• [Written task]: Pictures aside, repeat every entry exactly.

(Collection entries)

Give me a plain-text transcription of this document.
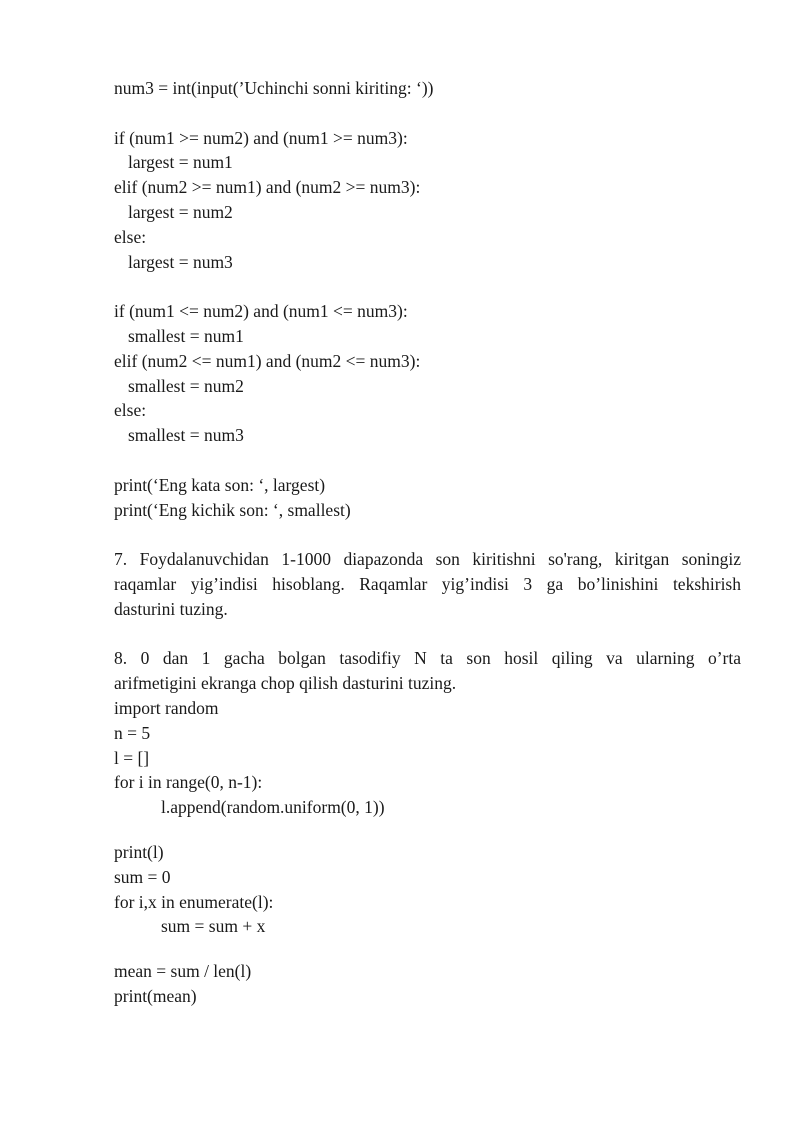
num3 = int(input(’Uchinchi sonni kiriting: ‘))
if (num1 >= num2) and (num1 >= num3):
largest = num1
elif (num2 >= num1) and (num2 >= num3):
largest = num2
else:
largest = num3
if (num1 <= num2) and (num1 <= num3):
smallest = num1
elif (num2 <= num1) and (num2 <= num3):
smallest = num2
else:
smallest = num3
print(‘Eng kata son: ‘, largest)
print(‘Eng kichik son: ‘, smallest)
7. Foydalanuvchidan 1-1000 diapazonda son kiritishni so'rang, kiritgan soningiz
raqamlar yig’indisi hisoblang. Raqamlar yig’indisi 3 ga bo’linishini tekshirish
dasturini tuzing.
8. 0 dan 1 gacha bolgan tasodifiy N ta son hosil qiling va ularning o’rta
arifmetigini ekranga chop qilish dasturini tuzing.
import random
n = 5
l = []
for i in range(0, n-1):
l.append(random.uniform(0, 1))
print(l)
sum = 0
for i,x in enumerate(l):
sum = sum + x
mean = sum / len(l)
print(mean)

• [Final result]:
Give me a plain-text transcription of this document.
num3 = int(input(’Uchinchi sonni kiriting: ‘))
if (num1 >= num2) and (num1 >= num3):
largest = num1
elif (num2 >= num1) and (num2 >= num3):
largest = num2
else:
largest = num3
if (num1 <= num2) and (num1 <= num3):
smallest = num1
elif (num2 <= num1) and (num2 <= num3):
smallest = num2
else:
smallest = num3
print(‘Eng kata son: ‘, largest)
print(‘Eng kichik son: ‘, smallest)
7. Foydalanuvchidan 1-1000 diapazonda son kiritishni so'rang, kiritgan soningiz
raqamlar yig’indisi hisoblang. Raqamlar yig’indisi 3 ga bo’linishini tekshirish
dasturini tuzing.
8. 0 dan 1 gacha bolgan tasodifiy N ta son hosil qiling va ularning o’rta
arifmetigini ekranga chop qilish dasturini tuzing.
import random
n = 5
l = []
for i in range(0, n-1):
l.append(random.uniform(0, 1))
print(l)
sum = 0
for i,x in enumerate(l):
sum = sum + x
mean = sum / len(l)
print(mean)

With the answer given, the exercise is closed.